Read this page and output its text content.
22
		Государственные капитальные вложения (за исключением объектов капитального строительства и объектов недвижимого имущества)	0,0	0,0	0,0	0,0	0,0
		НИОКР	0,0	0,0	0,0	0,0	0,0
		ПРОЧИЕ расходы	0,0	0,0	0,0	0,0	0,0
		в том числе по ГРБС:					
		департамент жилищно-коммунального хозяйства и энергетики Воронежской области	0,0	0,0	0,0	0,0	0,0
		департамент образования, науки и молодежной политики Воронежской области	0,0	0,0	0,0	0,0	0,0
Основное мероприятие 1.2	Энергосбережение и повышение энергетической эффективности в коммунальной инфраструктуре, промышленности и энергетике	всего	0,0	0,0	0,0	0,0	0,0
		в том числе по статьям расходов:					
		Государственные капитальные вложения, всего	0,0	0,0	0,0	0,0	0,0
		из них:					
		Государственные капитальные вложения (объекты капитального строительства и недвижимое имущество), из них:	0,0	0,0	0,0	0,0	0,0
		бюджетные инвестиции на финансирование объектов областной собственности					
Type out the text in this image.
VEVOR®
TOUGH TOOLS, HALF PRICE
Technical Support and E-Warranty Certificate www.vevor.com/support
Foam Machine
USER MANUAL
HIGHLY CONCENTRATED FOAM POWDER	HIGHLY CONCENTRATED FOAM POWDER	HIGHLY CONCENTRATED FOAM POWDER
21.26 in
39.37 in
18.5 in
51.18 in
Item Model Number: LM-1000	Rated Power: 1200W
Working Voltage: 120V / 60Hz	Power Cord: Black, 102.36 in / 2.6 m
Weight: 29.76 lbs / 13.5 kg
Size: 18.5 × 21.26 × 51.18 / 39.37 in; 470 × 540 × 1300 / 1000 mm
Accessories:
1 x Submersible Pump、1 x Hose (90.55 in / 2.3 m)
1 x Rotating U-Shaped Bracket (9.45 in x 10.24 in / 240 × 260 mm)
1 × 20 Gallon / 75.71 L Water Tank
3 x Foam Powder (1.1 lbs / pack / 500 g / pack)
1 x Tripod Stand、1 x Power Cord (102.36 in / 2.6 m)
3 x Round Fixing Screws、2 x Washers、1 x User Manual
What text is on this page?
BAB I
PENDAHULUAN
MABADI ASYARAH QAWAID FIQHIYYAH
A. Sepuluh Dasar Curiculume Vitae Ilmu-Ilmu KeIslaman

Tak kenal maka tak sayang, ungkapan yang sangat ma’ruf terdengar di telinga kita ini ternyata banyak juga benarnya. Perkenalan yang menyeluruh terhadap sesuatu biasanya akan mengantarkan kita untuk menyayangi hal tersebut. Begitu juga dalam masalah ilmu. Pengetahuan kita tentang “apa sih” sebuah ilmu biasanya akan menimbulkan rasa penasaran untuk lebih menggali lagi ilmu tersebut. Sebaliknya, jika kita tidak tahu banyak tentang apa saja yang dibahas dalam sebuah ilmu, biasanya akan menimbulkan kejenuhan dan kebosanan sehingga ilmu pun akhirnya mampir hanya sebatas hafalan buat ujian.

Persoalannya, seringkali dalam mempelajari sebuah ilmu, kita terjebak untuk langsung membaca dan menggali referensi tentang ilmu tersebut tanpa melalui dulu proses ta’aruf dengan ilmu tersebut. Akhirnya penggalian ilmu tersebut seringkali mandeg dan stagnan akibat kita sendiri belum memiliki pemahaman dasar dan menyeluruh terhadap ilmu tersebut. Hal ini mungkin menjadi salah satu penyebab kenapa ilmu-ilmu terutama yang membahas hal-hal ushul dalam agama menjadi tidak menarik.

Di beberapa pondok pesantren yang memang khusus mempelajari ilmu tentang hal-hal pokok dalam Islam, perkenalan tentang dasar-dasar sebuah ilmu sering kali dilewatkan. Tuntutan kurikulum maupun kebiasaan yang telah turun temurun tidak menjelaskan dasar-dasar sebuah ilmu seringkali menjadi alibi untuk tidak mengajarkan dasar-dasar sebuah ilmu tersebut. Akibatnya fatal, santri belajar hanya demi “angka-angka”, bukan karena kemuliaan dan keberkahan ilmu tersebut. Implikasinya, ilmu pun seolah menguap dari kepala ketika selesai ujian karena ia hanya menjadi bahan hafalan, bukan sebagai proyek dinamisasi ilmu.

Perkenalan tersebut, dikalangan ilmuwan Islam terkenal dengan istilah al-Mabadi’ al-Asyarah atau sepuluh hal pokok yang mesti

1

-----

## [What needs to be done]
Extract the complete listing above, reproducing each line exactly.

## [Task answer]
Read this page and output its text content.
22
		Государственные капитальные вложения (за исключением объектов капитального строительства и объектов недвижимого имущества)	0,0	0,0	0,0	0,0	0,0
		НИОКР	0,0	0,0	0,0	0,0	0,0
		ПРОЧИЕ расходы	0,0	0,0	0,0	0,0	0,0
		в том числе по ГРБС:					
		департамент жилищно-коммунального хозяйства и энергетики Воронежской области	0,0	0,0	0,0	0,0	0,0
		департамент образования, науки и молодежной политики Воронежской области	0,0	0,0	0,0	0,0	0,0
Основное мероприятие 1.2	Энергосбережение и повышение энергетической эффективности в коммунальной инфраструктуре, промышленности и энергетике	всего	0,0	0,0	0,0	0,0	0,0
		в том числе по статьям расходов:					
		Государственные капитальные вложения, всего	0,0	0,0	0,0	0,0	0,0
		из них:					
		Государственные капитальные вложения (объекты капитального строительства и недвижимое имущество), из них:	0,0	0,0	0,0	0,0	0,0
		бюджетные инвестиции на финансирование объектов областной собственности					
Type out the text in this image.
VEVOR®
TOUGH TOOLS, HALF PRICE
Technical Support and E-Warranty Certificate www.vevor.com/support
Foam Machine
USER MANUAL
HIGHLY CONCENTRATED FOAM POWDER	HIGHLY CONCENTRATED FOAM POWDER	HIGHLY CONCENTRATED FOAM POWDER
21.26 in
39.37 in
18.5 in
51.18 in
Item Model Number: LM-1000	Rated Power: 1200W
Working Voltage: 120V / 60Hz	Power Cord: Black, 102.36 in / 2.6 m
Weight: 29.76 lbs / 13.5 kg
Size: 18.5 × 21.26 × 51.18 / 39.37 in; 470 × 540 × 1300 / 1000 mm
Accessories:
1 x Submersible Pump、1 x Hose (90.55 in / 2.3 m)
1 x Rotating U-Shaped Bracket (9.45 in x 10.24 in / 240 × 260 mm)
1 × 20 Gallon / 75.71 L Water Tank
3 x Foam Powder (1.1 lbs / pack / 500 g / pack)
1 x Tripod Stand、1 x Power Cord (102.36 in / 2.6 m)
3 x Round Fixing Screws、2 x Washers、1 x User Manual
What text is on this page?
BAB I
PENDAHULUAN
MABADI ASYARAH QAWAID FIQHIYYAH
A. Sepuluh Dasar Curiculume Vitae Ilmu-Ilmu KeIslaman

Tak kenal maka tak sayang, ungkapan yang sangat ma’ruf terdengar di telinga kita ini ternyata banyak juga benarnya. Perkenalan yang menyeluruh terhadap sesuatu biasanya akan mengantarkan kita untuk menyayangi hal tersebut. Begitu juga dalam masalah ilmu. Pengetahuan kita tentang “apa sih” sebuah ilmu biasanya akan menimbulkan rasa penasaran untuk lebih menggali lagi ilmu tersebut. Sebaliknya, jika kita tidak tahu banyak tentang apa saja yang dibahas dalam sebuah ilmu, biasanya akan menimbulkan kejenuhan dan kebosanan sehingga ilmu pun akhirnya mampir hanya sebatas hafalan buat ujian.

Persoalannya, seringkali dalam mempelajari sebuah ilmu, kita terjebak untuk langsung membaca dan menggali referensi tentang ilmu tersebut tanpa melalui dulu proses ta’aruf dengan ilmu tersebut. Akhirnya penggalian ilmu tersebut seringkali mandeg dan stagnan akibat kita sendiri belum memiliki pemahaman dasar dan menyeluruh terhadap ilmu tersebut. Hal ini mungkin menjadi salah satu penyebab kenapa ilmu-ilmu terutama yang membahas hal-hal ushul dalam agama menjadi tidak menarik.

Di beberapa pondok pesantren yang memang khusus mempelajari ilmu tentang hal-hal pokok dalam Islam, perkenalan tentang dasar-dasar sebuah ilmu sering kali dilewatkan. Tuntutan kurikulum maupun kebiasaan yang telah turun temurun tidak menjelaskan dasar-dasar sebuah ilmu seringkali menjadi alibi untuk tidak mengajarkan dasar-dasar sebuah ilmu tersebut. Akibatnya fatal, santri belajar hanya demi “angka-angka”, bukan karena kemuliaan dan keberkahan ilmu tersebut. Implikasinya, ilmu pun seolah menguap dari kepala ketika selesai ujian karena ia hanya menjadi bahan hafalan, bukan sebagai proyek dinamisasi ilmu.

Perkenalan tersebut, dikalangan ilmuwan Islam terkenal dengan istilah al-Mabadi’ al-Asyarah atau sepuluh hal pokok yang mesti

1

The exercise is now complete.